== What is expected ==
Set all the entries down again, unaltered.

== Extracted entries ==
━━━━━━━━━━━━━━━━━━━━━━━━━━━━━━
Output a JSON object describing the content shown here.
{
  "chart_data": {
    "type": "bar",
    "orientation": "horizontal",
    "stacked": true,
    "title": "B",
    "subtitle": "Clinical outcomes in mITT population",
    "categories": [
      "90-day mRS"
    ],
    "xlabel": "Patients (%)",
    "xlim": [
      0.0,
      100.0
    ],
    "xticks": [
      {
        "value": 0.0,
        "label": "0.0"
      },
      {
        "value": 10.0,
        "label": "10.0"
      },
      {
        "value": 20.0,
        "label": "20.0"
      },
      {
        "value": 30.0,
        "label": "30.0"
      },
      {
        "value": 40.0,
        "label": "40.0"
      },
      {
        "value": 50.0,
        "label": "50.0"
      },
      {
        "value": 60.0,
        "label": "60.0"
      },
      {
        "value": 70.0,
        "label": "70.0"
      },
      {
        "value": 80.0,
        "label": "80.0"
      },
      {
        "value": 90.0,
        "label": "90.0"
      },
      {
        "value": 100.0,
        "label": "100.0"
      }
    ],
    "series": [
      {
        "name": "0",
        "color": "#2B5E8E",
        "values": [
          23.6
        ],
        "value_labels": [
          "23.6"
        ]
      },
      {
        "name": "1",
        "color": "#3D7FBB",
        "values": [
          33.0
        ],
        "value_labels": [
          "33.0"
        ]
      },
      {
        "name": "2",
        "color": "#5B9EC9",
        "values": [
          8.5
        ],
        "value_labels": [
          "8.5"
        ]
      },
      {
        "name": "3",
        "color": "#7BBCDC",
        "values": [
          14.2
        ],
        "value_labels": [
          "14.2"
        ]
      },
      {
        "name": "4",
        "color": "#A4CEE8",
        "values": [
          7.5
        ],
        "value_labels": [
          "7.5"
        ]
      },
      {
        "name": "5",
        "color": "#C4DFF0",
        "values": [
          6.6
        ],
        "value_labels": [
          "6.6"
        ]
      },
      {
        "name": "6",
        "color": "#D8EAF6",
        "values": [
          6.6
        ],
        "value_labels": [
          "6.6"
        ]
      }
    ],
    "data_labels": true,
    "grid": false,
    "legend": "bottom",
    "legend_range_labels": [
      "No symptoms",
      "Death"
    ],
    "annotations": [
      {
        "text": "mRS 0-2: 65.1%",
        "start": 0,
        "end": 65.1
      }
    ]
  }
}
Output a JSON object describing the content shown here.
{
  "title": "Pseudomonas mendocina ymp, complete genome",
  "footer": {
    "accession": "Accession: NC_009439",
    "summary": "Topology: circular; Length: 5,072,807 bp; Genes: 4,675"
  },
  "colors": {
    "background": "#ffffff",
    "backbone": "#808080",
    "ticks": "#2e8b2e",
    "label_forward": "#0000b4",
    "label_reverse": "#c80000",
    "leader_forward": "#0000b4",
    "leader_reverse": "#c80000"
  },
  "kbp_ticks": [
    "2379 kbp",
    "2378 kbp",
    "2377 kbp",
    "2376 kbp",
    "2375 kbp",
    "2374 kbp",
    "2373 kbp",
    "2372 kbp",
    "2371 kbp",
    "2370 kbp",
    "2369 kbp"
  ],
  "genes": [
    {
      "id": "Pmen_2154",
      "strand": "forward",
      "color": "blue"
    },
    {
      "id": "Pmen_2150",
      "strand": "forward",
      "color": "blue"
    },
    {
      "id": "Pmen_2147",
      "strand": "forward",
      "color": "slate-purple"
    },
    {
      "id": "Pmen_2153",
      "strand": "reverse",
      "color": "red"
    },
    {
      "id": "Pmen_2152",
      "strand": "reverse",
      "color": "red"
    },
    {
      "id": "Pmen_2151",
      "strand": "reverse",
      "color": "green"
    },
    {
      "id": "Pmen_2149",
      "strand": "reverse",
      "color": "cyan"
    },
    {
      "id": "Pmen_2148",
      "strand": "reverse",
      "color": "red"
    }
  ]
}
━━━━━━━━━━━━━━━━━━━━━━━━━━━━━━
== Response to the task ==
Output a JSON object describing the content shown here.
{
  "chart_data": {
    "type": "bar",
    "orientation": "horizontal",
    "stacked": true,
    "title": "B",
    "subtitle": "Clinical outcomes in mITT population",
    "categories": [
      "90-day mRS"
    ],
    "xlabel": "Patients (%)",
    "xlim": [
      0.0,
      100.0
    ],
    "xticks": [
      {
        "value": 0.0,
        "label": "0.0"
      },
      {
        "value": 10.0,
        "label": "10.0"
      },
      {
        "value": 20.0,
        "label": "20.0"
      },
      {
        "value": 30.0,
        "label": "30.0"
      },
      {
        "value": 40.0,
        "label": "40.0"
      },
      {
        "value": 50.0,
        "label": "50.0"
      },
      {
        "value": 60.0,
        "label": "60.0"
      },
      {
        "value": 70.0,
        "label": "70.0"
      },
      {
        "value": 80.0,
        "label": "80.0"
      },
      {
        "value": 90.0,
        "label": "90.0"
      },
      {
        "value": 100.0,
        "label": "100.0"
      }
    ],
    "series": [
      {
        "name": "0",
        "color": "#2B5E8E",
        "values": [
          23.6
        ],
        "value_labels": [
          "23.6"
        ]
      },
      {
        "name": "1",
        "color": "#3D7FBB",
        "values": [
          33.0
        ],
        "value_labels": [
          "33.0"
        ]
      },
      {
        "name": "2",
        "color": "#5B9EC9",
        "values": [
          8.5
        ],
        "value_labels": [
          "8.5"
        ]
      },
      {
        "name": "3",
        "color": "#7BBCDC",
        "values": [
          14.2
        ],
        "value_labels": [
          "14.2"
        ]
      },
      {
        "name": "4",
        "color": "#A4CEE8",
        "values": [
          7.5
        ],
        "value_labels": [
          "7.5"
        ]
      },
      {
        "name": "5",
        "color": "#C4DFF0",
        "values": [
          6.6
        ],
        "value_labels": [
          "6.6"
        ]
      },
      {
        "name": "6",
        "color": "#D8EAF6",
        "values": [
          6.6
        ],
        "value_labels": [
          "6.6"
        ]
      }
    ],
    "data_labels": true,
    "grid": false,
    "legend": "bottom",
    "legend_range_labels": [
      "No symptoms",
      "Death"
    ],
    "annotations": [
      {
        "text": "mRS 0-2: 65.1%",
        "start": 0,
        "end": 65.1
      }
    ]
  }
}
Output a JSON object describing the content shown here.
{
  "title": "Pseudomonas mendocina ymp, complete genome",
  "footer": {
    "accession": "Accession: NC_009439",
    "summary": "Topology: circular; Length: 5,072,807 bp; Genes: 4,675"
  },
  "colors": {
    "background": "#ffffff",
    "backbone": "#808080",
    "ticks": "#2e8b2e",
    "label_forward": "#0000b4",
    "label_reverse": "#c80000",
    "leader_forward": "#0000b4",
    "leader_reverse": "#c80000"
  },
  "kbp_ticks": [
    "2379 kbp",
    "2378 kbp",
    "2377 kbp",
    "2376 kbp",
    "2375 kbp",
    "2374 kbp",
    "2373 kbp",
    "2372 kbp",
    "2371 kbp",
    "2370 kbp",
    "2369 kbp"
  ],
  "genes": [
    {
      "id": "Pmen_2154",
      "strand": "forward",
      "color": "blue"
    },
    {
      "id": "Pmen_2150",
      "strand": "forward",
      "color": "blue"
    },
    {
      "id": "Pmen_2147",
      "strand": "forward",
      "color": "slate-purple"
    },
    {
      "id": "Pmen_2153",
      "strand": "reverse",
      "color": "red"
    },
    {
      "id": "Pmen_2152",
      "strand": "reverse",
      "color": "red"
    },
    {
      "id": "Pmen_2151",
      "strand": "reverse",
      "color": "green"
    },
    {
      "id": "Pmen_2149",
      "strand": "reverse",
      "color": "cyan"
    },
    {
      "id": "Pmen_2148",
      "strand": "reverse",
      "color": "red"
    }
  ]
}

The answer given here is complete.